-- Start --

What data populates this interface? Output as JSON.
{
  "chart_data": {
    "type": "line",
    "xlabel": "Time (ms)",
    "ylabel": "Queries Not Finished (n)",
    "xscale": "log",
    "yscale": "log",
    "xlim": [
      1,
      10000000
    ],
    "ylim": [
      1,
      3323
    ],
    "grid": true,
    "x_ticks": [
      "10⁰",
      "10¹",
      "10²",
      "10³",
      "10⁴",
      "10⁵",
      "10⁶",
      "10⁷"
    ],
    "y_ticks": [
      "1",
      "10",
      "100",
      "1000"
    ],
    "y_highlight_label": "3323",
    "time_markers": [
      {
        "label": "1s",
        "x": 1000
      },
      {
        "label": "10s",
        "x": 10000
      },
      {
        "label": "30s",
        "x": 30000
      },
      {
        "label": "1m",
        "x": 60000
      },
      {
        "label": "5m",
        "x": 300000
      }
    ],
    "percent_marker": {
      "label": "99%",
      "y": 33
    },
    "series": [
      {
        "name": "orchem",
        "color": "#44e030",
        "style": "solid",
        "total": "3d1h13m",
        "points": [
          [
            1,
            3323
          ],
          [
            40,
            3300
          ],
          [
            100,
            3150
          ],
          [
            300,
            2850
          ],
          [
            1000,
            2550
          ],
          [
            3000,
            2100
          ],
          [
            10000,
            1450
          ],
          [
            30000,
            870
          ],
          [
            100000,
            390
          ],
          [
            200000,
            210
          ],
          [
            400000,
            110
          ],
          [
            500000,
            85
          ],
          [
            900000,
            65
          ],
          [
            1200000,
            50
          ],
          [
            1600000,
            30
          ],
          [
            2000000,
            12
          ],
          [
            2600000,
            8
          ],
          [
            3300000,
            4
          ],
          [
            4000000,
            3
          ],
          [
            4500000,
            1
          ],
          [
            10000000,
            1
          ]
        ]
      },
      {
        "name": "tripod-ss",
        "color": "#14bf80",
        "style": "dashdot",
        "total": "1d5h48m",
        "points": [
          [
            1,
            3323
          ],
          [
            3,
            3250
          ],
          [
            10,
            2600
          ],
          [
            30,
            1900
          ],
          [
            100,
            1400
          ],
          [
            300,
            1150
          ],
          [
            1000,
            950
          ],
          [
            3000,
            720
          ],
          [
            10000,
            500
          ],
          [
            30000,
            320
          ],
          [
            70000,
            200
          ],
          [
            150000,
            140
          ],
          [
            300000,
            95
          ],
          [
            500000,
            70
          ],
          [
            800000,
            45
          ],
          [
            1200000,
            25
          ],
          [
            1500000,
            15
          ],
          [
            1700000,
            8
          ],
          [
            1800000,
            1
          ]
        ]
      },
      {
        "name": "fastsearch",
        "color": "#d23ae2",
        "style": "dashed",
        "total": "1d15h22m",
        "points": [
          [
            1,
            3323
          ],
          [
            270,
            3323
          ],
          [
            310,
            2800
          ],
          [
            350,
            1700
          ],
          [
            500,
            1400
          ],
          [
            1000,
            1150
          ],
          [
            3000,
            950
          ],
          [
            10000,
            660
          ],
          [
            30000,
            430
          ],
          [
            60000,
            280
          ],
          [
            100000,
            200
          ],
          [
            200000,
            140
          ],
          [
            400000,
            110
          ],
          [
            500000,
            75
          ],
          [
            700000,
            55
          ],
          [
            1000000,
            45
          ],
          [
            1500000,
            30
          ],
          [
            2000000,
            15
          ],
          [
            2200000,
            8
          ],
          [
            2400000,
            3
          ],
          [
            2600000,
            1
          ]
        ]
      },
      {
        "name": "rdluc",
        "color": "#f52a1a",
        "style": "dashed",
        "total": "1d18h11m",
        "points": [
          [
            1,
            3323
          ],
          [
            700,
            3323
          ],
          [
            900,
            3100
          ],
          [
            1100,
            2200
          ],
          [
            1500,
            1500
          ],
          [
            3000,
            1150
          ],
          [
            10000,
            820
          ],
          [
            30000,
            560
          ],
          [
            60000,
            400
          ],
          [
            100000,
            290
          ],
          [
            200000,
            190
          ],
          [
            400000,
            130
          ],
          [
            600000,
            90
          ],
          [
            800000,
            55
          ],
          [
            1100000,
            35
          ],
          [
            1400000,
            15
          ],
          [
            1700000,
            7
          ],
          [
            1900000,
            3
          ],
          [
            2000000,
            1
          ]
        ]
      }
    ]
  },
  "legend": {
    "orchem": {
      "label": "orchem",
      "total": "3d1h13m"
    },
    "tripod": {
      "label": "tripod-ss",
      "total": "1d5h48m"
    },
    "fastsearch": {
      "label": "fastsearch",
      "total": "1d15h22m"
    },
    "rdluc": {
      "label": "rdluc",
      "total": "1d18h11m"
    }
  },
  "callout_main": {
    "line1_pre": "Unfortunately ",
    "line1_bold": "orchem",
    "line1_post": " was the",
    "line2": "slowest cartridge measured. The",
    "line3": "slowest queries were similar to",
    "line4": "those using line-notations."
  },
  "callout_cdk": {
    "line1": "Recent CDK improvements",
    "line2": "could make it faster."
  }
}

-- End --

> **Your instructions**
Filter the data, keeping only the lines that contain "tripod".

> **Problem solution**
        "name": "tripod-ss",
    "tripod": {
      "label": "tripod-ss",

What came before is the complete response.